- SET EXERCISE -
Reproduce every entry in the listing without alteration.

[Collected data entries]
----

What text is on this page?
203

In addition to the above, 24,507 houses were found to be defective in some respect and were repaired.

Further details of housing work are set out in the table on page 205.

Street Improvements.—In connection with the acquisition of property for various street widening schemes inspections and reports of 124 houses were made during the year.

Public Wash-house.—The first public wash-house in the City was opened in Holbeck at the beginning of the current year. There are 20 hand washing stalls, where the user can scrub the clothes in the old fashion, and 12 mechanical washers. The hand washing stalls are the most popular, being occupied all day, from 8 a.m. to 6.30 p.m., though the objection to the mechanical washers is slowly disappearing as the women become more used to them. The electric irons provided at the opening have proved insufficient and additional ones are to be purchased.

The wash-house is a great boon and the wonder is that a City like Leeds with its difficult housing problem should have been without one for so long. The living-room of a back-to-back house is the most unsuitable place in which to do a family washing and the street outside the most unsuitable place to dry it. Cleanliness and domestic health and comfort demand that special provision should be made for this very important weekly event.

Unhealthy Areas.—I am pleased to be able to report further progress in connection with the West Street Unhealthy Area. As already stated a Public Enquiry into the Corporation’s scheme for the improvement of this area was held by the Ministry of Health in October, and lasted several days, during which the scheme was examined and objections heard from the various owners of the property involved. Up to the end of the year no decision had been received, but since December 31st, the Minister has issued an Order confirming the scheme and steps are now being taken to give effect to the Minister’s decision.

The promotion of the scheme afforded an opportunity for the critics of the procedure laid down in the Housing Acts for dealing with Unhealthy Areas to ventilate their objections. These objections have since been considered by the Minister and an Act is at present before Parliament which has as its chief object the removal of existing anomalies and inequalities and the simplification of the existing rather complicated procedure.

----

- SOLUTION -
What text is on this page?
203

In addition to the above, 24,507 houses were found to be defective in some respect and were repaired.

Further details of housing work are set out in the table on page 205.

Street Improvements.—In connection with the acquisition of property for various street widening schemes inspections and reports of 124 houses were made during the year.

Public Wash-house.—The first public wash-house in the City was opened in Holbeck at the beginning of the current year. There are 20 hand washing stalls, where the user can scrub the clothes in the old fashion, and 12 mechanical washers. The hand washing stalls are the most popular, being occupied all day, from 8 a.m. to 6.30 p.m., though the objection to the mechanical washers is slowly disappearing as the women become more used to them. The electric irons provided at the opening have proved insufficient and additional ones are to be purchased.

The wash-house is a great boon and the wonder is that a City like Leeds with its difficult housing problem should have been without one for so long. The living-room of a back-to-back house is the most unsuitable place in which to do a family washing and the street outside the most unsuitable place to dry it. Cleanliness and domestic health and comfort demand that special provision should be made for this very important weekly event.

Unhealthy Areas.—I am pleased to be able to report further progress in connection with the West Street Unhealthy Area. As already stated a Public Enquiry into the Corporation’s scheme for the improvement of this area was held by the Ministry of Health in October, and lasted several days, during which the scheme was examined and objections heard from the various owners of the property involved. Up to the end of the year no decision had been received, but since December 31st, the Minister has issued an Order confirming the scheme and steps are now being taken to give effect to the Minister’s decision.

The promotion of the scheme afforded an opportunity for the critics of the procedure laid down in the Housing Acts for dealing with Unhealthy Areas to ventilate their objections. These objections have since been considered by the Minister and an Act is at present before Parliament which has as its chief object the removal of existing anomalies and inequalities and the simplification of the existing rather complicated procedure.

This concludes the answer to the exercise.